◆ Directions for this task
Pick out all lines of the entries that include the word "text" and copy them.

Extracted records
** Start **

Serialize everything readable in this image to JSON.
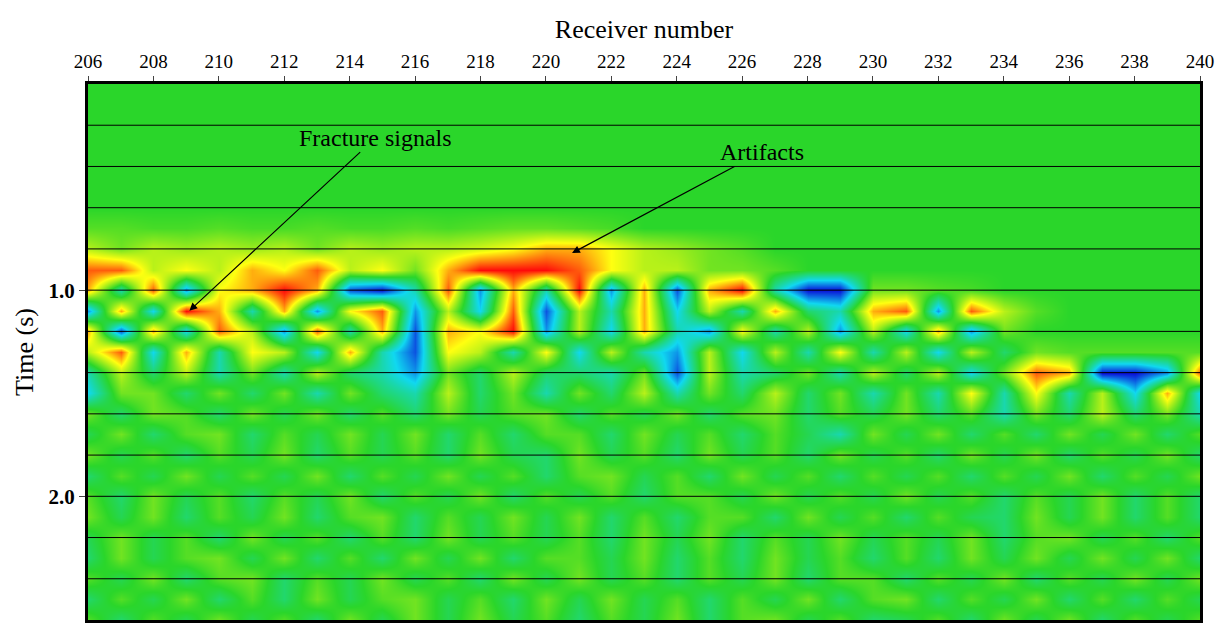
{
  "chart_data": {
    "type": "heatmap",
    "x_label": "Receiver number",
    "y_label": "Time (s)",
    "xlim": [
      206,
      240
    ],
    "xticks": [
      206,
      208,
      210,
      212,
      214,
      216,
      218,
      220,
      222,
      224,
      226,
      228,
      230,
      232,
      234,
      236,
      238,
      240
    ],
    "ylim": [
      0,
      2.6
    ],
    "yticks": [
      {
        "value": 1.0,
        "label": "1.0"
      },
      {
        "value": 2.0,
        "label": "2.0"
      }
    ],
    "grid": true,
    "y_grid": [
      0.2,
      0.4,
      0.6,
      0.8,
      1.0,
      1.2,
      1.4,
      1.6,
      1.8,
      2.0,
      2.2,
      2.4
    ],
    "zlim": [
      -3,
      3
    ],
    "annotations": [
      {
        "text": "Fracture signals",
        "x": 209.1,
        "y": 1.1,
        "ax": 214.8,
        "ay": 0.26
      },
      {
        "text": "Artifacts",
        "x": 220.8,
        "y": 0.82,
        "ax": 226.6,
        "ay": 0.33
      }
    ],
    "x": [
      206,
      207,
      208,
      209,
      210,
      211,
      212,
      213,
      214,
      215,
      216,
      217,
      218,
      219,
      220,
      221,
      222,
      223,
      224,
      225,
      226,
      227,
      228,
      229,
      230,
      231,
      232,
      233,
      234,
      235,
      236,
      237,
      238,
      239,
      240
    ],
    "y": [
      0,
      0.1,
      0.2,
      0.3,
      0.4,
      0.5,
      0.6,
      0.7,
      0.8,
      0.9,
      1.0,
      1.1,
      1.2,
      1.3,
      1.4,
      1.5,
      1.6,
      1.7,
      1.8,
      1.9,
      2.0,
      2.1,
      2.2,
      2.3,
      2.4,
      2.5,
      2.6
    ],
    "cells": [
      [
        0,
        0,
        0,
        0,
        0,
        0,
        0,
        0,
        0,
        0,
        0,
        0,
        0,
        0,
        0,
        0,
        0,
        0,
        0,
        0,
        0,
        0,
        0,
        0,
        0,
        0,
        0,
        0,
        0,
        0,
        0,
        0,
        0,
        0,
        0
      ],
      [
        0,
        0,
        0,
        0,
        0,
        0,
        0,
        0,
        0,
        0,
        0,
        0,
        0,
        0,
        0,
        0,
        0,
        0,
        0,
        0,
        0,
        0,
        0,
        0,
        0,
        0,
        0,
        0,
        0,
        0,
        0,
        0,
        0,
        0,
        0
      ],
      [
        0,
        0,
        0,
        0,
        0,
        0,
        0,
        0,
        0,
        0,
        0,
        0,
        0,
        0,
        0,
        0,
        0,
        0,
        0,
        0,
        0,
        0,
        0,
        0,
        0,
        0,
        0,
        0,
        0,
        0,
        0,
        0,
        0,
        0,
        0
      ],
      [
        0,
        0,
        0,
        0,
        0,
        0,
        0,
        0,
        0,
        0,
        0,
        0,
        0,
        0,
        0,
        0,
        0,
        0,
        0,
        0,
        0,
        0,
        0,
        0,
        0,
        0,
        0,
        0,
        0,
        0,
        0,
        0,
        0,
        0,
        0
      ],
      [
        0,
        0,
        0,
        0,
        0,
        0,
        0,
        0,
        0,
        0,
        0,
        0,
        0,
        0,
        0,
        0,
        0,
        0,
        0,
        0,
        0,
        0,
        0,
        0,
        0,
        0,
        0,
        0,
        0,
        0,
        0,
        0,
        0,
        0,
        0
      ],
      [
        0,
        0,
        0,
        0,
        0,
        0,
        0,
        0,
        0,
        0,
        0,
        0,
        0,
        0,
        0,
        0,
        0,
        0,
        0,
        0,
        0,
        0,
        0,
        0,
        0,
        0,
        0,
        0,
        0,
        0,
        0,
        0,
        0,
        0,
        0
      ],
      [
        0,
        0,
        0,
        0,
        0,
        0,
        0,
        0,
        0,
        0,
        0,
        0,
        0,
        0,
        0,
        0,
        0,
        0,
        0,
        0,
        0,
        0,
        0,
        0,
        0,
        0,
        0,
        0,
        0,
        0,
        0,
        0,
        0,
        0,
        0
      ],
      [
        0.3,
        0.3,
        0.2,
        0.2,
        0.3,
        0.2,
        0.2,
        0.3,
        0.2,
        0.2,
        0.3,
        0.2,
        0.3,
        0.4,
        0.4,
        0.3,
        0.2,
        0,
        0,
        0,
        0,
        0,
        0,
        0,
        0,
        0,
        0,
        0,
        0,
        0,
        0,
        0,
        0,
        0,
        0
      ],
      [
        1,
        0.5,
        1,
        0.8,
        1,
        0.8,
        1,
        0.5,
        1,
        0.8,
        1,
        1,
        1.2,
        1.5,
        2,
        2,
        1.5,
        1,
        0.8,
        0.5,
        0.3,
        0,
        0,
        0,
        0,
        0,
        0,
        0,
        0,
        0,
        0,
        0,
        0,
        0,
        0
      ],
      [
        2.5,
        2.5,
        1,
        1.5,
        1,
        2,
        1.5,
        2.5,
        1,
        1.5,
        0.5,
        2,
        3,
        3,
        3,
        2.5,
        1.5,
        1,
        1,
        0.5,
        0.5,
        0.3,
        0,
        0,
        0,
        0,
        0,
        0,
        0,
        0,
        0,
        0,
        0,
        0,
        0
      ],
      [
        2,
        -1,
        2.5,
        -2,
        1.5,
        2,
        3,
        2,
        -2.5,
        -3,
        -1,
        2.5,
        -2,
        2,
        -1,
        3,
        -2,
        2,
        -2.5,
        2,
        3,
        -1,
        -3,
        -3,
        0.5,
        0.5,
        0.3,
        0.2,
        0,
        0,
        0,
        0,
        0,
        0,
        0
      ],
      [
        -2,
        2,
        -1.5,
        3,
        2,
        -1,
        2,
        -2,
        1.5,
        2.5,
        -2,
        1,
        -1.5,
        2.5,
        -2.5,
        1,
        -1,
        2,
        -1.5,
        1,
        -1,
        2,
        -0.5,
        -1,
        2,
        2.5,
        -2,
        2.5,
        1,
        0.3,
        0,
        0,
        0,
        0,
        0
      ],
      [
        2,
        -2.5,
        2,
        -1.5,
        2.5,
        1,
        -2,
        2.5,
        -1,
        2,
        -2.5,
        2,
        1.5,
        3,
        -2,
        1,
        -1.5,
        2,
        -1,
        -2,
        1.5,
        -1,
        1,
        -2,
        1,
        -1.5,
        2,
        -2,
        0.5,
        0,
        0,
        0,
        0,
        0,
        0
      ],
      [
        1,
        2.5,
        -1.5,
        2,
        -1,
        1.5,
        1,
        -1.5,
        2,
        -1,
        -2.5,
        1.5,
        1,
        -1,
        1.5,
        -1.5,
        1,
        -1,
        -2,
        1,
        -1.5,
        1,
        -1,
        1.5,
        -1,
        1,
        -1.5,
        1,
        -0.5,
        0.5,
        0.3,
        0.3,
        0.3,
        0.3,
        0.3
      ],
      [
        -1,
        1,
        -0.5,
        1,
        -1,
        0.5,
        -1,
        1,
        -0.5,
        -1,
        -2,
        0.5,
        -0.5,
        1,
        -0.5,
        -0.5,
        -1,
        0.5,
        -2.5,
        1,
        -1,
        -0.5,
        0.5,
        -1,
        1,
        -0.5,
        1,
        -1.5,
        0.5,
        2.5,
        2,
        -3,
        -3,
        -2,
        2.5
      ],
      [
        -1.5,
        0.5,
        0.5,
        -0.5,
        0.5,
        -0.5,
        0.5,
        -1,
        0.5,
        -0.5,
        -1,
        1,
        -0.5,
        0.5,
        -1,
        0.5,
        -0.5,
        1,
        -1,
        0.5,
        -0.5,
        1,
        -0.5,
        0.5,
        -1,
        0.5,
        -1,
        1.5,
        -1,
        1.5,
        -1,
        1,
        -1.5,
        2,
        -1.5
      ],
      [
        0.5,
        -0.5,
        0.5,
        0.3,
        -0.5,
        0.5,
        -0.3,
        0.5,
        -0.5,
        0.3,
        -0.5,
        0.5,
        -0.3,
        0.3,
        0.5,
        -0.5,
        0.3,
        -0.3,
        0.5,
        -0.5,
        0.3,
        0.5,
        -0.5,
        0.3,
        -0.3,
        0.5,
        -0.5,
        0.3,
        -1,
        0.5,
        -0.5,
        1,
        -0.5,
        0.5,
        -1
      ],
      [
        -0.3,
        0.5,
        -0.5,
        0.3,
        0.5,
        -0.5,
        0.3,
        -0.3,
        0.5,
        -0.3,
        0.5,
        -0.5,
        0.3,
        -0.5,
        0.3,
        0.3,
        -0.5,
        0.5,
        -0.3,
        0.3,
        -0.5,
        0.3,
        -0.3,
        -1,
        0.5,
        -0.3,
        0.5,
        -0.5,
        0.3,
        -0.5,
        0.5,
        -0.3,
        0.5,
        -0.5,
        0.3
      ],
      [
        0.5,
        -0.3,
        0.3,
        -0.5,
        0.3,
        -0.3,
        0.5,
        -0.5,
        0.3,
        -0.3,
        0.3,
        -0.5,
        0.5,
        -0.3,
        -0.5,
        0.5,
        -0.3,
        0.3,
        -0.5,
        0.5,
        -0.3,
        0.3,
        -0.5,
        0.5,
        -0.3,
        0.3,
        -0.5,
        0.5,
        -0.3,
        0.5,
        -0.5,
        0.3,
        -0.3,
        0.5,
        -0.5
      ],
      [
        -0.5,
        0.3,
        -0.3,
        0.5,
        -0.3,
        0.3,
        -0.3,
        0.5,
        -0.5,
        0.3,
        -0.3,
        0.5,
        -0.3,
        0.3,
        -0.5,
        0.3,
        0.5,
        -0.3,
        0.3,
        -0.5,
        0.5,
        -0.3,
        0.3,
        -0.5,
        0.3,
        -0.3,
        0.3,
        -0.5,
        0.3,
        -0.3,
        0.5,
        -0.5,
        0.3,
        -0.3,
        0.5
      ],
      [
        0.3,
        -0.5,
        0.5,
        -0.3,
        0.3,
        -0.5,
        0.3,
        -0.3,
        0.5,
        -0.5,
        0.3,
        -0.3,
        0.5,
        -0.5,
        0.3,
        -0.3,
        0.3,
        -0.5,
        0.3,
        0.3,
        -0.3,
        0.5,
        -0.3,
        0.3,
        -0.3,
        0.5,
        -0.3,
        0.3,
        -0.5,
        0.3,
        -0.3,
        0.5,
        -0.5,
        0.3,
        -0.5
      ],
      [
        0.5,
        -0.3,
        0.5,
        -0.5,
        0.3,
        -0.3,
        0.5,
        -0.5,
        0.3,
        0.5,
        -0.5,
        0.3,
        -0.3,
        0.5,
        -0.3,
        0.5,
        -0.5,
        0.3,
        -0.5,
        0.3,
        0.3,
        -0.5,
        0.5,
        -0.3,
        0.3,
        -0.5,
        0.3,
        -0.3,
        -0.5,
        0.5,
        -0.3,
        0.5,
        -0.5,
        0.3,
        -0.5
      ],
      [
        -0.3,
        0.5,
        -0.3,
        0.3,
        -0.5,
        0.5,
        -0.3,
        0.3,
        -0.5,
        0.3,
        -0.5,
        0.5,
        -0.3,
        0.3,
        -0.3,
        0.3,
        -0.5,
        0.5,
        -0.3,
        0.5,
        -0.5,
        0.3,
        -0.3,
        0.5,
        -0.3,
        0.3,
        -0.3,
        0.5,
        -0.5,
        0.3,
        0.5,
        -0.3,
        0.3,
        -0.5,
        0.3
      ],
      [
        -0.5,
        0.5,
        -0.3,
        0.3,
        0.5,
        -0.3,
        0.5,
        -0.5,
        0.3,
        -0.5,
        0.5,
        -0.3,
        0.5,
        -0.5,
        0.3,
        0.3,
        -0.3,
        0.5,
        -0.5,
        0.3,
        -0.5,
        0.5,
        -0.3,
        0.3,
        -0.5,
        0.3,
        -0.5,
        0.5,
        -0.3,
        0.5,
        -0.3,
        0.5,
        -0.3,
        0.5,
        -0.5
      ],
      [
        0.3,
        -0.3,
        0.5,
        -0.5,
        0.3,
        0.5,
        -0.5,
        0.3,
        -0.3,
        0.5,
        -0.3,
        0.3,
        -0.5,
        0.5,
        -0.3,
        0.5,
        -0.3,
        0.3,
        -0.5,
        0.3,
        -0.3,
        0.5,
        -0.5,
        0.3,
        0.3,
        -0.5,
        0.3,
        -0.3,
        0.5,
        -0.5,
        0.3,
        -0.3,
        0.5,
        -0.3,
        0.5
      ],
      [
        -0.5,
        0.3,
        -0.3,
        0.5,
        -0.5,
        0.3,
        -0.5,
        0.5,
        -0.3,
        0.3,
        0.5,
        -0.3,
        0.3,
        -0.5,
        0.5,
        -0.3,
        0.5,
        -0.3,
        0.3,
        -0.5,
        0.3,
        -0.3,
        0.5,
        -0.5,
        0.3,
        0.5,
        -0.5,
        0.3,
        -0.3,
        0.5,
        -0.5,
        0.3,
        -0.5,
        0.3,
        -0.3
      ],
      [
        0.3,
        -0.5,
        0.3,
        -0.3,
        0.5,
        -0.3,
        0.3,
        -0.5,
        0.5,
        -0.3,
        0.5,
        -0.3,
        0.5,
        -0.3,
        0.3,
        -0.5,
        0.3,
        -0.3,
        0.5,
        -0.5,
        0.3,
        0.5,
        -0.3,
        0.3,
        -0.5,
        -0.3,
        0.3,
        -0.5,
        0.5,
        -0.3,
        0.5,
        -0.5,
        0.3,
        -0.3,
        0.3
      ]
    ]
  }
}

** End **

◆ Answer to this exercise
        "text": "Fracture signals",
        "text": "Artifacts",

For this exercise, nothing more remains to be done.